--- START OF Task material ---

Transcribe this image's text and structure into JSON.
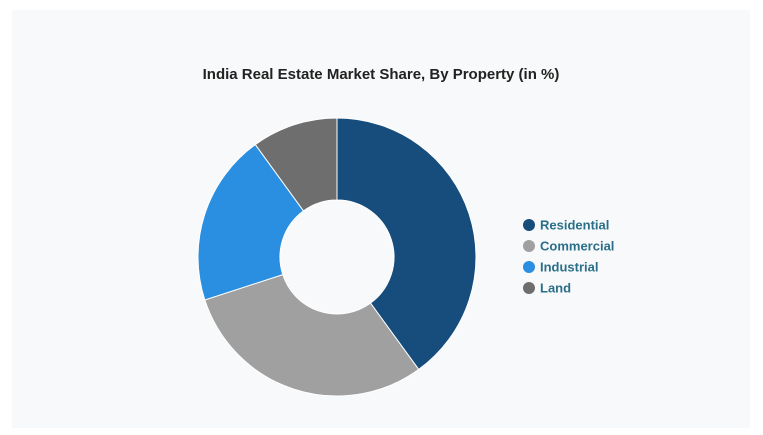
{
  "chart_data": {
    "type": "pie",
    "title": "India Real Estate Market Share, By Property (in %)",
    "categories": [
      "Residential",
      "Commercial",
      "Industrial",
      "Land"
    ],
    "values": [
      40,
      30,
      20,
      10
    ],
    "colors": [
      "#164d7c",
      "#a0a0a0",
      "#2a8fe0",
      "#6e6e6e"
    ],
    "donut": true,
    "legend": "right"
  }
}
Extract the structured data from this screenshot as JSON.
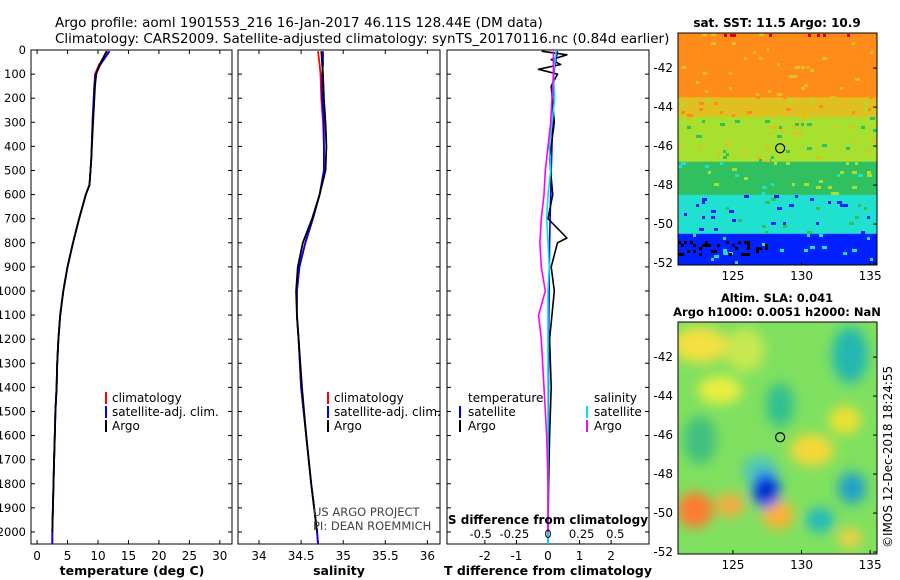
{
  "header": {
    "line1": "Argo profile: aoml 1901553_216 16-Jan-2017 46.11S 128.44E (DM data)",
    "line2": "Climatology: CARS2009. Satellite-adjusted climatology: synTS_20170116.nc (0.84d earlier)"
  },
  "depth_ticks": [
    "0",
    "100",
    "200",
    "300",
    "400",
    "500",
    "600",
    "700",
    "800",
    "900",
    "1000",
    "1100",
    "1200",
    "1300",
    "1400",
    "1500",
    "1600",
    "1700",
    "1800",
    "1900",
    "2000"
  ],
  "credits": {
    "line1": "US ARGO PROJECT",
    "line2": "PI: DEAN ROEMMICH"
  },
  "timestamp": "©IMOS 12-Dec-2018 18:24:55",
  "colors": {
    "climatology": "#ff0000",
    "satellite": "#0000ff",
    "argo": "#000000",
    "sat_salinity": "#00e5e5",
    "argo_salinity": "#ff00ff"
  },
  "chart_data": [
    {
      "type": "line",
      "id": "temperature",
      "xlabel": "temperature (deg C)",
      "ylabel": "depth",
      "xlim": [
        -1,
        32
      ],
      "ylim": [
        2050,
        0
      ],
      "xticks": [
        "0",
        "5",
        "10",
        "15",
        "20",
        "25",
        "30"
      ],
      "xtick_values": [
        0,
        5,
        10,
        15,
        20,
        25,
        30
      ],
      "legend": {
        "placement": "bottom-center",
        "entries": [
          "climatology",
          "satellite-adj. clim.",
          "Argo"
        ]
      },
      "series": [
        {
          "name": "climatology",
          "depth": [
            5,
            20,
            60,
            100,
            150,
            300,
            450,
            560,
            600,
            700,
            800,
            900,
            1000,
            1100,
            1200,
            1300,
            1400,
            1500,
            1600,
            1700,
            1800,
            1900,
            2000,
            2050
          ],
          "values": [
            11.6,
            11.2,
            10.2,
            9.5,
            9.4,
            9.1,
            8.9,
            8.6,
            8.0,
            6.9,
            5.9,
            5.0,
            4.3,
            3.8,
            3.5,
            3.3,
            3.2,
            3.0,
            2.9,
            2.8,
            2.7,
            2.6,
            2.5,
            2.5
          ]
        },
        {
          "name": "satellite-adj. clim.",
          "depth": [
            5,
            20,
            60,
            100,
            150,
            300,
            450,
            560,
            600,
            700,
            800,
            900,
            1000,
            1100,
            1200,
            1300,
            1400,
            1500,
            1600,
            1700,
            1800,
            1900,
            2000,
            2050
          ],
          "values": [
            11.9,
            11.5,
            10.4,
            9.6,
            9.4,
            9.1,
            8.9,
            8.6,
            8.0,
            6.9,
            5.9,
            5.0,
            4.3,
            3.8,
            3.5,
            3.3,
            3.2,
            3.0,
            2.9,
            2.8,
            2.7,
            2.6,
            2.5,
            2.5
          ]
        },
        {
          "name": "Argo",
          "depth": [
            5,
            20,
            60,
            100,
            150,
            300,
            450,
            560,
            600,
            700,
            800,
            900,
            1000,
            1100,
            1200,
            1300,
            1400,
            1500,
            1600,
            1700,
            1800,
            1900,
            2000
          ],
          "values": [
            11.4,
            11.1,
            10.3,
            9.7,
            9.5,
            9.2,
            8.9,
            8.6,
            8.0,
            6.9,
            5.9,
            5.0,
            4.3,
            3.8,
            3.5,
            3.3,
            3.2,
            3.0,
            2.9,
            2.8,
            2.7,
            2.6,
            2.5
          ]
        }
      ]
    },
    {
      "type": "line",
      "id": "salinity",
      "xlabel": "salinity",
      "ylabel": "depth",
      "xlim": [
        33.75,
        36.15
      ],
      "ylim": [
        2050,
        0
      ],
      "xticks": [
        "34",
        "34.5",
        "35",
        "35.5",
        "36"
      ],
      "xtick_values": [
        34,
        34.5,
        35,
        35.5,
        36
      ],
      "legend": {
        "placement": "bottom-center",
        "entries": [
          "climatology",
          "satellite-adj. clim.",
          "Argo"
        ]
      },
      "series": [
        {
          "name": "climatology",
          "depth": [
            5,
            60,
            100,
            200,
            300,
            400,
            500,
            600,
            700,
            800,
            900,
            1000,
            1100,
            1200,
            1400,
            1600,
            1800,
            2000,
            2050
          ],
          "values": [
            34.7,
            34.72,
            34.73,
            34.74,
            34.76,
            34.77,
            34.77,
            34.72,
            34.64,
            34.55,
            34.48,
            34.45,
            34.45,
            34.47,
            34.5,
            34.56,
            34.62,
            34.69,
            34.7
          ]
        },
        {
          "name": "satellite-adj. clim.",
          "depth": [
            5,
            60,
            100,
            200,
            300,
            400,
            500,
            600,
            700,
            800,
            900,
            1000,
            1100,
            1200,
            1400,
            1600,
            1800,
            2000,
            2050
          ],
          "values": [
            34.76,
            34.76,
            34.75,
            34.75,
            34.77,
            34.77,
            34.77,
            34.72,
            34.64,
            34.55,
            34.48,
            34.45,
            34.45,
            34.47,
            34.5,
            34.56,
            34.62,
            34.69,
            34.7
          ]
        },
        {
          "name": "Argo",
          "depth": [
            5,
            60,
            100,
            200,
            300,
            400,
            500,
            600,
            700,
            800,
            900,
            1000,
            1100,
            1200,
            1400,
            1600,
            1800,
            2000
          ],
          "values": [
            34.74,
            34.75,
            34.76,
            34.77,
            34.79,
            34.8,
            34.79,
            34.72,
            34.63,
            34.52,
            34.46,
            34.44,
            34.45,
            34.47,
            34.51,
            34.56,
            34.62,
            34.69
          ]
        }
      ]
    },
    {
      "type": "line",
      "id": "difference",
      "xlabel": "T difference from climatology",
      "x2label": "S difference from climatology",
      "xlim": [
        -3.2,
        3.2
      ],
      "ylim": [
        2050,
        0
      ],
      "xticks": [
        "-2",
        "-1",
        "0",
        "1",
        "2"
      ],
      "xtick_values": [
        -2,
        -1,
        0,
        1,
        2
      ],
      "x2ticks": [
        "-0.5",
        "-0.25",
        "0",
        "0.25",
        "0.5"
      ],
      "x2tick_values": [
        -0.5,
        -0.25,
        0,
        0.25,
        0.5
      ],
      "legend": {
        "placement": "bottom",
        "temperature_title": "temperature",
        "salinity_title": "salinity",
        "entries": [
          "satellite",
          "Argo",
          "satellite",
          "Argo"
        ]
      },
      "series": [
        {
          "name": "T satellite",
          "depth": [
            5,
            40,
            80,
            150,
            300,
            500,
            800,
            1200,
            1600,
            2050
          ],
          "values": [
            0.3,
            0.25,
            0.2,
            0.15,
            0.15,
            0.1,
            0.05,
            0.02,
            0.01,
            0.0
          ]
        },
        {
          "name": "T Argo",
          "depth": [
            5,
            20,
            40,
            60,
            80,
            100,
            150,
            300,
            450,
            600,
            700,
            780,
            800,
            900,
            1000,
            1200,
            1400,
            1600,
            1800,
            2000
          ],
          "values": [
            -0.2,
            0.6,
            0.1,
            0.4,
            -0.3,
            0.3,
            0.1,
            0.2,
            0.05,
            0.15,
            0.0,
            0.6,
            0.3,
            0.1,
            0.2,
            0.05,
            0.1,
            0.05,
            0.02,
            0.0
          ]
        },
        {
          "name": "S satellite",
          "depth": [
            5,
            100,
            200,
            300,
            400,
            500,
            600,
            700,
            800,
            900,
            1000,
            1200,
            1400,
            1600,
            1800,
            2050
          ],
          "values": [
            0.06,
            0.04,
            0.05,
            0.03,
            0.01,
            0.02,
            0.0,
            -0.01,
            0.0,
            0.01,
            0.0,
            0.0,
            0.0,
            0.0,
            0.0,
            0.0
          ]
        },
        {
          "name": "S Argo",
          "depth": [
            5,
            100,
            200,
            300,
            400,
            500,
            600,
            700,
            800,
            900,
            1000,
            1100,
            1200,
            1400,
            1600,
            1800,
            2000
          ],
          "values": [
            0.04,
            0.04,
            0.03,
            0.02,
            0.0,
            -0.02,
            -0.03,
            -0.05,
            -0.06,
            -0.05,
            -0.02,
            -0.07,
            -0.05,
            -0.03,
            -0.01,
            0.0,
            0.0
          ]
        }
      ]
    },
    {
      "type": "heatmap",
      "id": "sst_map",
      "title": "sat. SST: 11.5 Argo: 10.9",
      "xticks": [
        "125",
        "130",
        "135"
      ],
      "xtick_values": [
        125,
        130,
        135
      ],
      "yticks": [
        "-42",
        "-44",
        "-46",
        "-48",
        "-50",
        "-52"
      ],
      "ytick_values": [
        -42,
        -44,
        -46,
        -48,
        -50,
        -52
      ],
      "xlim": [
        121,
        135.5
      ],
      "ylim": [
        -52.1,
        -40.2
      ],
      "float_position": [
        128.44,
        -46.11
      ],
      "bands": [
        {
          "lat_from": -40.2,
          "lat_to": -43.5,
          "color": "#ff8c1a"
        },
        {
          "lat_from": -43.5,
          "lat_to": -44.5,
          "color": "#e0c020"
        },
        {
          "lat_from": -44.5,
          "lat_to": -46.8,
          "color": "#a8e030"
        },
        {
          "lat_from": -46.8,
          "lat_to": -48.5,
          "color": "#30c060"
        },
        {
          "lat_from": -48.5,
          "lat_to": -50.5,
          "color": "#20e0d0"
        },
        {
          "lat_from": -50.5,
          "lat_to": -52.1,
          "color": "#0020ff"
        }
      ]
    },
    {
      "type": "heatmap",
      "id": "sla_map",
      "title": "Altim. SLA: 0.041",
      "subtitle": "Argo h1000: 0.0051 h2000: NaN",
      "xticks": [
        "125",
        "130",
        "135"
      ],
      "xtick_values": [
        125,
        130,
        135
      ],
      "yticks": [
        "-42",
        "-44",
        "-46",
        "-48",
        "-50",
        "-52"
      ],
      "ytick_values": [
        -42,
        -44,
        -46,
        -48,
        -50,
        -52
      ],
      "xlim": [
        121,
        135.5
      ],
      "ylim": [
        -52.1,
        -40.2
      ],
      "float_position": [
        128.44,
        -46.11
      ],
      "background_color": "#7fe060"
    }
  ]
}
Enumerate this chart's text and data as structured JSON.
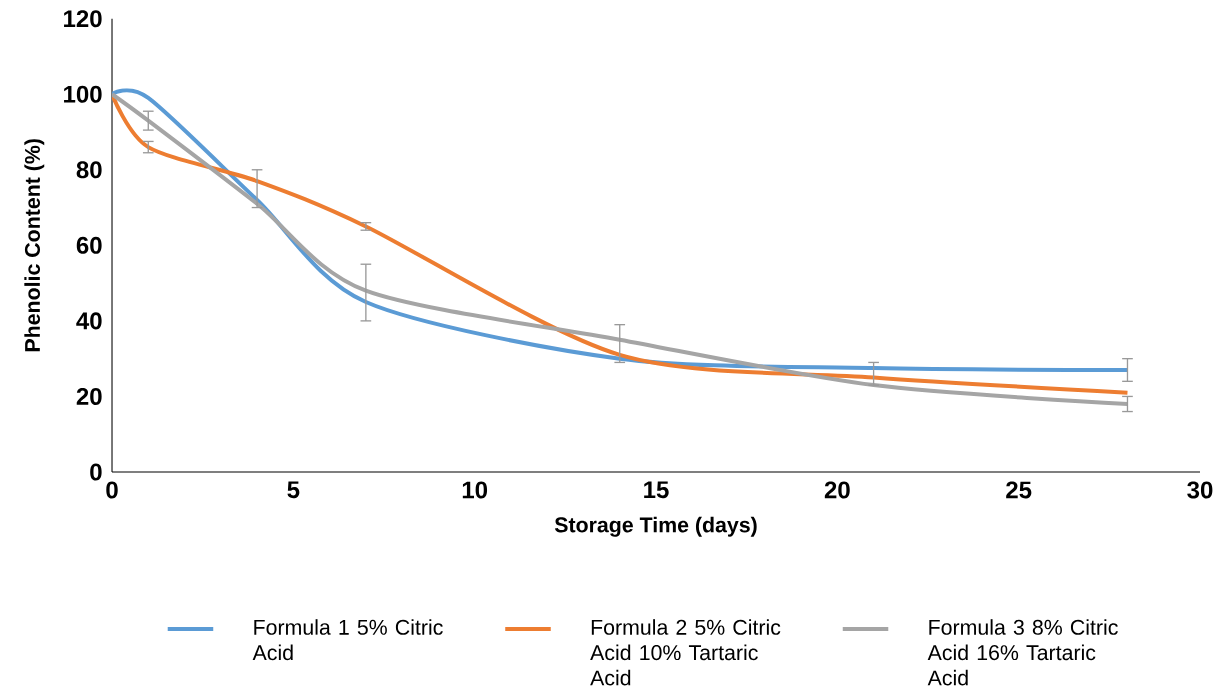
{
  "chart_data": {
    "type": "line",
    "xlabel": "Storage Time (days)",
    "ylabel": "Phenolic Content (%)",
    "x": [
      0,
      1,
      4,
      7,
      14,
      21,
      28
    ],
    "series": [
      {
        "name": "Formula 1 5% Citric Acid",
        "color": "#5b9bd5",
        "values": [
          100,
          99,
          72,
          45,
          30,
          27.5,
          27
        ],
        "errors": [
          null,
          null,
          null,
          null,
          null,
          null,
          [
            24,
            30
          ]
        ]
      },
      {
        "name": "Formula 2 5% Citric Acid 10% Tartaric Acid",
        "color": "#ed7d31",
        "values": [
          100,
          86,
          77,
          65,
          31,
          25,
          21
        ],
        "errors": [
          null,
          1.5,
          [
            70,
            80
          ],
          1,
          null,
          [
            23,
            29
          ],
          null
        ]
      },
      {
        "name": "Formula 3 8% Citric Acid 16% Tartaric Acid",
        "color": "#a5a5a5",
        "values": [
          100,
          93,
          71,
          48,
          35,
          23,
          18
        ],
        "errors": [
          null,
          2.5,
          null,
          [
            40,
            55
          ],
          [
            29,
            39
          ],
          null,
          [
            16,
            20
          ]
        ]
      }
    ],
    "xlim": [
      0,
      30
    ],
    "xticks": [
      0,
      5,
      10,
      15,
      20,
      25,
      30
    ],
    "ylim": [
      0,
      120
    ],
    "yticks": [
      0,
      20,
      40,
      60,
      80,
      100,
      120
    ],
    "grid": false,
    "legend": "bottom",
    "marker": "none",
    "line_style": "solid"
  }
}
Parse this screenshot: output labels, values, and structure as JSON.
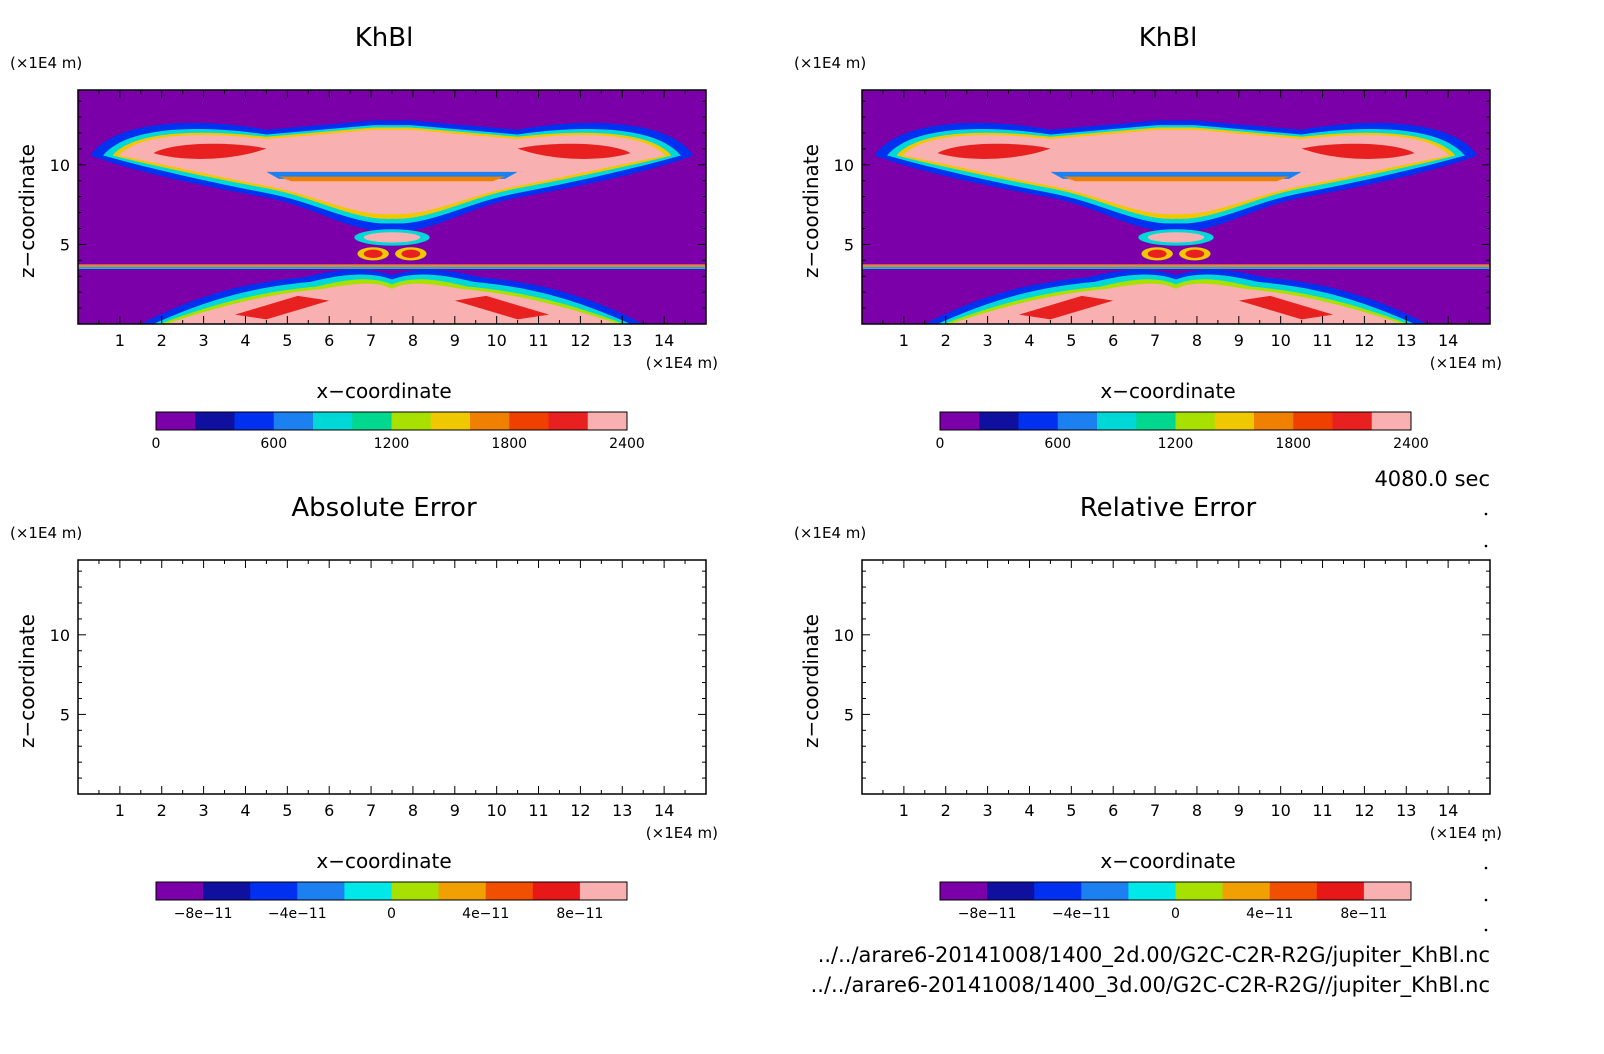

--- END OF Task material ---

## Task instructions:
Extract each line holding the word "JSON" from the records.

## Response to the task:
Transcribe this image's text and structure into JSON.
Extract the structured data from this screenshot as JSON.
Enumerate this chart's text and data as structured JSON.
Parse this screenshot: output labels, values, and structure as JSON.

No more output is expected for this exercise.